**Job**. Return the whole listing, keeping every character the same.

++++ Source records ++++

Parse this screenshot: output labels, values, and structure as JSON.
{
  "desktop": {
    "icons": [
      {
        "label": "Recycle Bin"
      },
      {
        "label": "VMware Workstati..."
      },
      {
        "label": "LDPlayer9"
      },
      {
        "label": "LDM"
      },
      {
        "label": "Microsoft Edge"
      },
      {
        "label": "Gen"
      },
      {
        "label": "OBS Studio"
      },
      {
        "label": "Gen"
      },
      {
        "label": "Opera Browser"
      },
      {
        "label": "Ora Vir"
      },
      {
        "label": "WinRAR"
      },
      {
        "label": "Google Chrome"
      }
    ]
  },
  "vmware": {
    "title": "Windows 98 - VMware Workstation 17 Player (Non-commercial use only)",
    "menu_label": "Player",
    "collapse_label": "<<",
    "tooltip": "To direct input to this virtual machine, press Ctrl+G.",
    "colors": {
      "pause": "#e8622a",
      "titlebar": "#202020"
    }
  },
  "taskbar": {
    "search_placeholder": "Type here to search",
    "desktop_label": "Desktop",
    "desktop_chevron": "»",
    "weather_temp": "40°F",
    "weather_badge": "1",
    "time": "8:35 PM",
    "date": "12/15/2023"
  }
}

++++

**Answer to the problem**.
Parse this screenshot: output labels, values, and structure as JSON.
{
  "desktop": {
    "icons": [
      {
        "label": "Recycle Bin"
      },
      {
        "label": "VMware Workstati..."
      },
      {
        "label": "LDPlayer9"
      },
      {
        "label": "LDM"
      },
      {
        "label": "Microsoft Edge"
      },
      {
        "label": "Gen"
      },
      {
        "label": "OBS Studio"
      },
      {
        "label": "Gen"
      },
      {
        "label": "Opera Browser"
      },
      {
        "label": "Ora Vir"
      },
      {
        "label": "WinRAR"
      },
      {
        "label": "Google Chrome"
      }
    ]
  },
  "vmware": {
    "title": "Windows 98 - VMware Workstation 17 Player (Non-commercial use only)",
    "menu_label": "Player",
    "collapse_label": "<<",
    "tooltip": "To direct input to this virtual machine, press Ctrl+G.",
    "colors": {
      "pause": "#e8622a",
      "titlebar": "#202020"
    }
  },
  "taskbar": {
    "search_placeholder": "Type here to search",
    "desktop_label": "Desktop",
    "desktop_chevron": "»",
    "weather_temp": "40°F",
    "weather_badge": "1",
    "time": "8:35 PM",
    "date": "12/15/2023"
  }
}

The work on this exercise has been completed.